- Instructions for the task: Which lines hold the word "parties"? Copy each of them from the material.

[Stored entries]
(begin)

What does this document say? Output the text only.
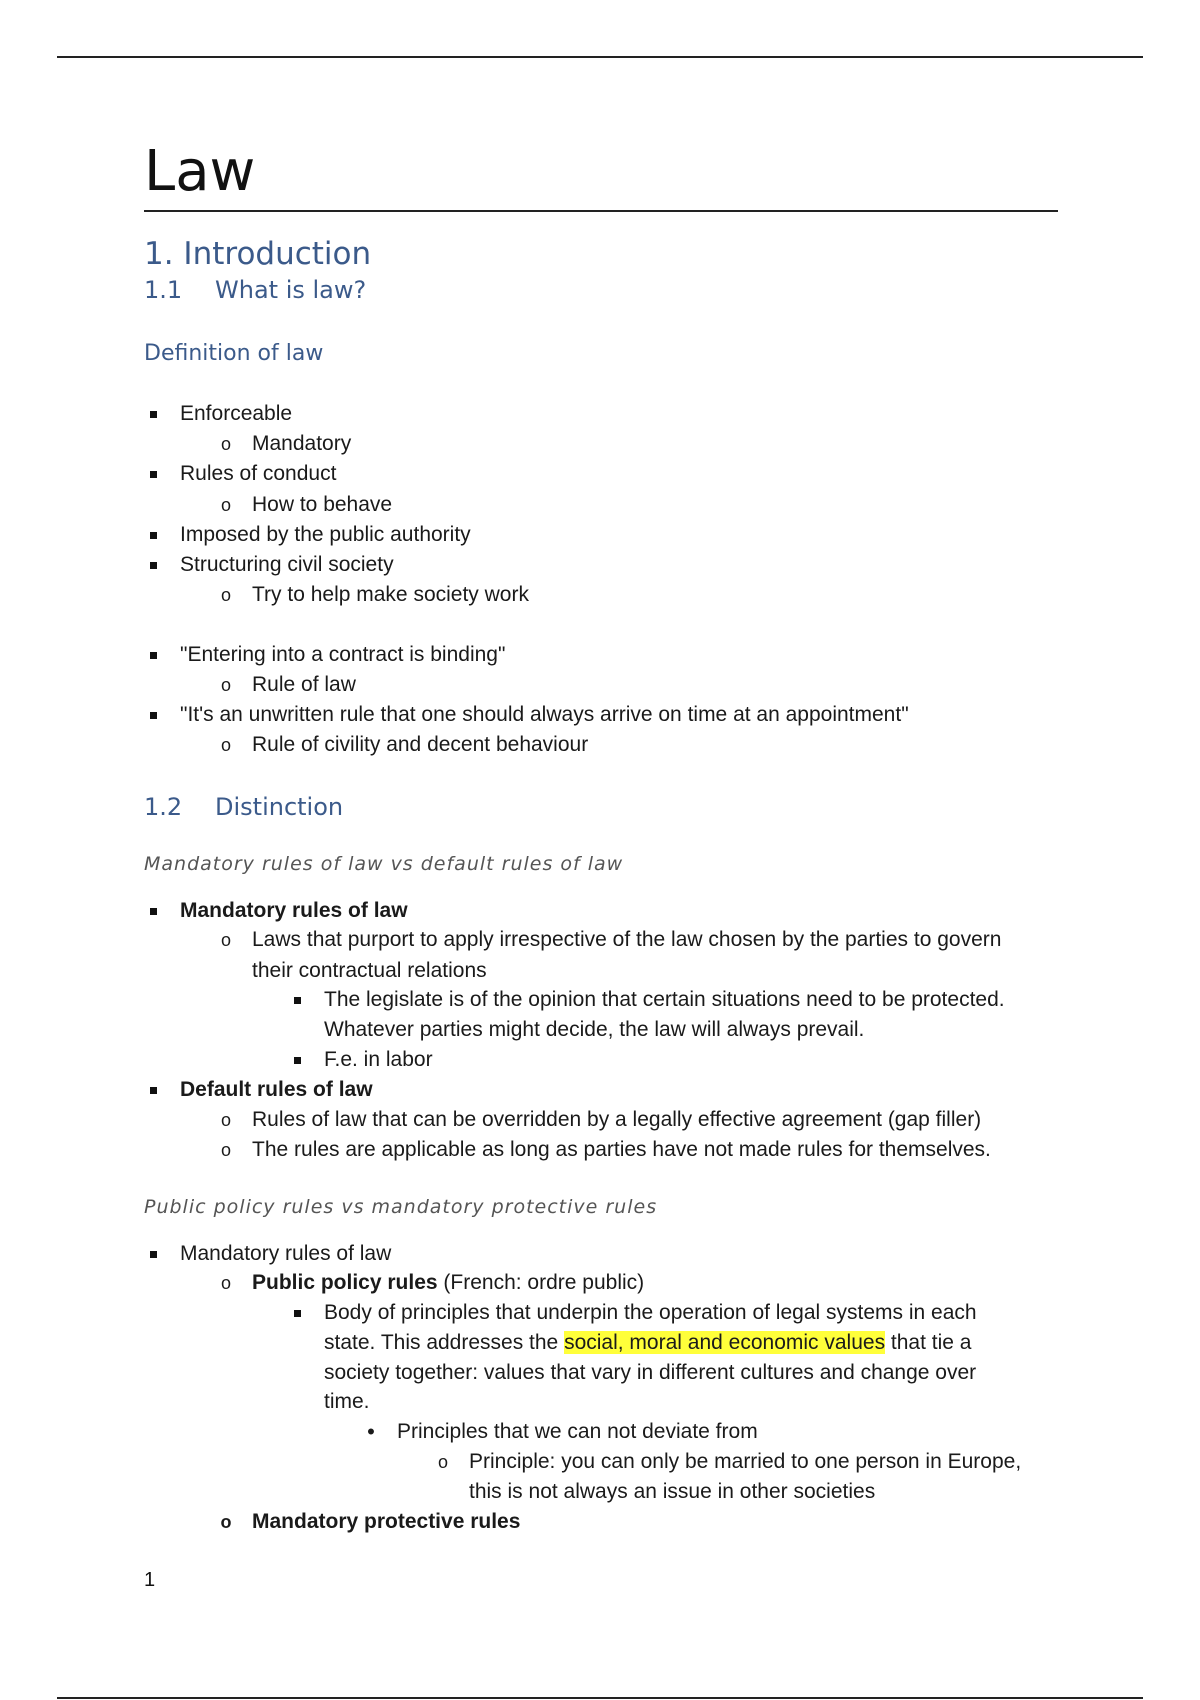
Law
1. Introduction
1.1 What is law?
Definition of law
Enforceable
o Mandatory
Rules of conduct
o How to behave
Imposed by the public authority
Structuring civil society
o Try to help make society work
"Entering into a contract is binding"
o Rule of law
"It's an unwritten rule that one should always arrive on time at an appointment"
o Rule of civility and decent behaviour
1.2 Distinction
Mandatory rules of law vs default rules of law
Mandatory rules of law
o Laws that purport to apply irrespective of the law chosen by the parties to govern
their contractual relations
The legislate is of the opinion that certain situations need to be protected.
Whatever parties might decide, the law will always prevail.
F.e. in labor
Default rules of law
o Rules of law that can be overridden by a legally effective agreement (gap filler)
o The rules are applicable as long as parties have not made rules for themselves.
Public policy rules vs mandatory protective rules
Mandatory rules of law
o Public policy rules (French: ordre public)
Body of principles that underpin the operation of legal systems in each
state. This addresses the social, moral and economic values that tie a
society together: values that vary in different cultures and change over
time.
• Principles that we can not deviate from
o Principle: you can only be married to one person in Europe,
this is not always an issue in other societies
o Mandatory protective rules
1
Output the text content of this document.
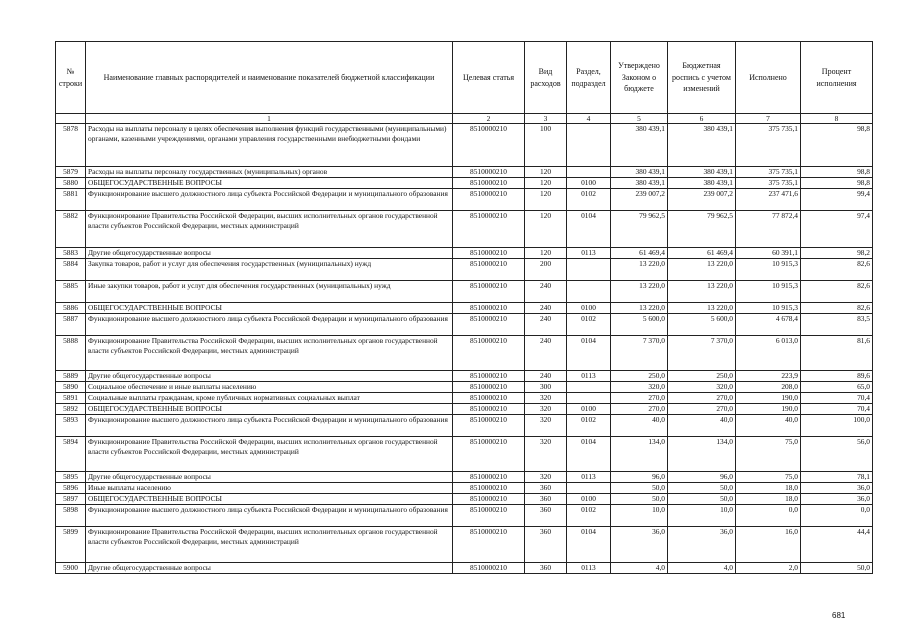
№ строки	Наименование главных распорядителей и наименование показателей бюджетной классификации	Целевая статья	Вид расходов	Раздел, подраздел	Утверждено Законом о бюджете	Бюджетная роспись с учетом изменений	Исполнено	Процент исполнения
	1	2	3	4	5	6	7	8
5878	Расходы на выплаты персоналу в целях обеспечения выполнения функций государственными (муниципальными) органами, казенными учреждениями, органами управления государственными внебюджетными фондами	8510000210	100		380 439,1	380 439,1	375 735,1	98,8
5879	Расходы на выплаты персоналу государственных (муниципальных) органов	8510000210	120		380 439,1	380 439,1	375 735,1	98,8
5880	ОБЩЕГОСУДАРСТВЕННЫЕ ВОПРОСЫ	8510000210	120	0100	380 439,1	380 439,1	375 735,1	98,8
5881	Функционирование высшего должностного лица субъекта Российской Федерации и муниципального образования	8510000210	120	0102	239 007,2	239 007,2	237 471,6	99,4
5882	Функционирование Правительства Российской Федерации, высших исполнительных органов государственной власти субъектов Российской Федерации, местных администраций	8510000210	120	0104	79 962,5	79 962,5	77 872,4	97,4
5883	Другие общегосударственные вопросы	8510000210	120	0113	61 469,4	61 469,4	60 391,1	98,2
5884	Закупка товаров, работ и услуг для обеспечения государственных (муниципальных) нужд	8510000210	200		13 220,0	13 220,0	10 915,3	82,6
5885	Иные закупки товаров, работ и услуг для обеспечения государственных (муниципальных) нужд	8510000210	240		13 220,0	13 220,0	10 915,3	82,6
5886	ОБЩЕГОСУДАРСТВЕННЫЕ ВОПРОСЫ	8510000210	240	0100	13 220,0	13 220,0	10 915,3	82,6
5887	Функционирование высшего должностного лица субъекта Российской Федерации и муниципального образования	8510000210	240	0102	5 600,0	5 600,0	4 678,4	83,5
5888	Функционирование Правительства Российской Федерации, высших исполнительных органов государственной власти субъектов Российской Федерации, местных администраций	8510000210	240	0104	7 370,0	7 370,0	6 013,0	81,6
5889	Другие общегосударственные вопросы	8510000210	240	0113	250,0	250,0	223,9	89,6
5890	Социальное обеспечение и иные выплаты населению	8510000210	300		320,0	320,0	208,0	65,0
5891	Социальные выплаты гражданам, кроме публичных нормативных социальных выплат	8510000210	320		270,0	270,0	190,0	70,4
5892	ОБЩЕГОСУДАРСТВЕННЫЕ ВОПРОСЫ	8510000210	320	0100	270,0	270,0	190,0	70,4
5893	Функционирование высшего должностного лица субъекта Российской Федерации и муниципального образования	8510000210	320	0102	40,0	40,0	40,0	100,0
5894	Функционирование Правительства Российской Федерации, высших исполнительных органов государственной власти субъектов Российской Федерации, местных администраций	8510000210	320	0104	134,0	134,0	75,0	56,0
5895	Другие общегосударственные вопросы	8510000210	320	0113	96,0	96,0	75,0	78,1
5896	Иные выплаты населению	8510000210	360		50,0	50,0	18,0	36,0
5897	ОБЩЕГОСУДАРСТВЕННЫЕ ВОПРОСЫ	8510000210	360	0100	50,0	50,0	18,0	36,0
5898	Функционирование высшего должностного лица субъекта Российской Федерации и муниципального образования	8510000210	360	0102	10,0	10,0	0,0	0,0
5899	Функционирование Правительства Российской Федерации, высших исполнительных органов государственной власти субъектов Российской Федерации, местных администраций	8510000210	360	0104	36,0	36,0	16,0	44,4
5900	Другие общегосударственные вопросы	8510000210	360	0113	4,0	4,0	2,0	50,0
681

(end)

- Written answer:
o Laws that purport to apply irrespective of the law chosen by the parties to govern
Whatever parties might decide, the law will always prevail.
o The rules are applicable as long as parties have not made rules for themselves.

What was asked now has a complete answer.